* [Aim]
For each line in the data below that holds "their", return a copy.

* [Supplied records]
----------
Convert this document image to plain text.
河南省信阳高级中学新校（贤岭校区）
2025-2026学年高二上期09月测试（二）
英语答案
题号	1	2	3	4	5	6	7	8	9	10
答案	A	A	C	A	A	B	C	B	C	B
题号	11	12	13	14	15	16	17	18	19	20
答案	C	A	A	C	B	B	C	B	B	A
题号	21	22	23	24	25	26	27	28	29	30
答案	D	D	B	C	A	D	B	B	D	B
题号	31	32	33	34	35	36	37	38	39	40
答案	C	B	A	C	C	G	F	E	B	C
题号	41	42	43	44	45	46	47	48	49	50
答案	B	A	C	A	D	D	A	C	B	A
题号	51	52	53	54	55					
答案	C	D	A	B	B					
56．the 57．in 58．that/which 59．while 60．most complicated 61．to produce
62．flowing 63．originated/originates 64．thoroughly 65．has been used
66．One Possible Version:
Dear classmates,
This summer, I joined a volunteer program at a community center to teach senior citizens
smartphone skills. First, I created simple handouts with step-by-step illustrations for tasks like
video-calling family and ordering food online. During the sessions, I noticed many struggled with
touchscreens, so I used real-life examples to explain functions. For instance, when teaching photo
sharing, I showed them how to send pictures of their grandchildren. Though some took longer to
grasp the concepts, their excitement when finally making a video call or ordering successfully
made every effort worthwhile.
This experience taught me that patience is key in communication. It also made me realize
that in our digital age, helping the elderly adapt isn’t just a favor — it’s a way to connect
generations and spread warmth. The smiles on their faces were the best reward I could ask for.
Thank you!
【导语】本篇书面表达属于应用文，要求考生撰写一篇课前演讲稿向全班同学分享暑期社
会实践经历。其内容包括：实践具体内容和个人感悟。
----------
* [Solved problem]
sharing, I showed them how to send pictures of their grandchildren. Though some took longer to
grasp the concepts, their excitement when finally making a video call or ordering successfully
generations and spread warmth. The smiles on their faces were the best reward I could ask for.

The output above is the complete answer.